• **Data supplied**
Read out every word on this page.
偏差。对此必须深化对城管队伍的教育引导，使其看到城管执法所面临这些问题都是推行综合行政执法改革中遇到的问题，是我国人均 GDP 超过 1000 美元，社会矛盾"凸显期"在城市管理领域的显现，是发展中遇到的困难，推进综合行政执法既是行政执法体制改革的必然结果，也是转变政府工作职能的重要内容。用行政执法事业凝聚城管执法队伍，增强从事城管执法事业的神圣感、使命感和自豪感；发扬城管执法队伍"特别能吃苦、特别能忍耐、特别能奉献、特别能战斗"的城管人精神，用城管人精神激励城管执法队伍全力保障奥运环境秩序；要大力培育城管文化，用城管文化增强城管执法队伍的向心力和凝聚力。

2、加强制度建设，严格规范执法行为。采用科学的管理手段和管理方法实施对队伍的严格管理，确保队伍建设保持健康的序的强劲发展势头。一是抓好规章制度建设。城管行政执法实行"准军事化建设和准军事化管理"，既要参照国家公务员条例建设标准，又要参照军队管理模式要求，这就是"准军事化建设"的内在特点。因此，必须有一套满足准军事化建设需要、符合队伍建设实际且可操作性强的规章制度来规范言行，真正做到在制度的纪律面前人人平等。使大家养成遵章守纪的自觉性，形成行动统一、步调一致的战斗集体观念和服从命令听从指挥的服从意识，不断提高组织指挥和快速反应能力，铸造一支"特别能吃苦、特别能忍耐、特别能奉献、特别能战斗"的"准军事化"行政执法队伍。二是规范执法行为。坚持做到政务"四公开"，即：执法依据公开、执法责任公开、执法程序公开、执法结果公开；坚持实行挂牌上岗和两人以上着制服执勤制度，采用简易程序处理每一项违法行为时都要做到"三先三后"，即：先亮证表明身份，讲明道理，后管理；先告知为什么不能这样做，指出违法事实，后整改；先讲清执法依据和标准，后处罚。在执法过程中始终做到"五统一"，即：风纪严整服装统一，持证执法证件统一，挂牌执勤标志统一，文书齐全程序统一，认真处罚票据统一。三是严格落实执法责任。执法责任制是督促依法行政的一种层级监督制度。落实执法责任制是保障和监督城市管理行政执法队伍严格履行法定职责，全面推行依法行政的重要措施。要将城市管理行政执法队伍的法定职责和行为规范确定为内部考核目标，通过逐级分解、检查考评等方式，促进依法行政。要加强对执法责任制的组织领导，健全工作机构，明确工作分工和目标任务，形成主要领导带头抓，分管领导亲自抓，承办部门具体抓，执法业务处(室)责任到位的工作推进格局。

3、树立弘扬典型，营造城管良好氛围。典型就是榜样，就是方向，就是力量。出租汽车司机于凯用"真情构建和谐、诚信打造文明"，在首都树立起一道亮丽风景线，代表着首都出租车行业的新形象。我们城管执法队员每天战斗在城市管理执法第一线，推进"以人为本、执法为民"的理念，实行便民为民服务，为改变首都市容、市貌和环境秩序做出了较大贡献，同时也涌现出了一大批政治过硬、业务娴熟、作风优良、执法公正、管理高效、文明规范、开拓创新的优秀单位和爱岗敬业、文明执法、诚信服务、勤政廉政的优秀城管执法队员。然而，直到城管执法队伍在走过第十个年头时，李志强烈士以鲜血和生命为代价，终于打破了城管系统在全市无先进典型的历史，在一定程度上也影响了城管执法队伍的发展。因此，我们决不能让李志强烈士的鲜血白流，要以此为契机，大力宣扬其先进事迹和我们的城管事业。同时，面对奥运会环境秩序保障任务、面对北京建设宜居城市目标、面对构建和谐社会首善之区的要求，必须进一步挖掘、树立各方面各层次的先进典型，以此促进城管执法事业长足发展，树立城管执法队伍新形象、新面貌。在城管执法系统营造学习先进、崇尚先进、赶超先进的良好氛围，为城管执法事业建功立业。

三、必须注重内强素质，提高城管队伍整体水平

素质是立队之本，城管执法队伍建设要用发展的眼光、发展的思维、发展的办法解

• **Stated exercise**
What is the number of lines in the listing above that contain the string "特别能吃苦"? Give only the number.

• **Solved exercise**
2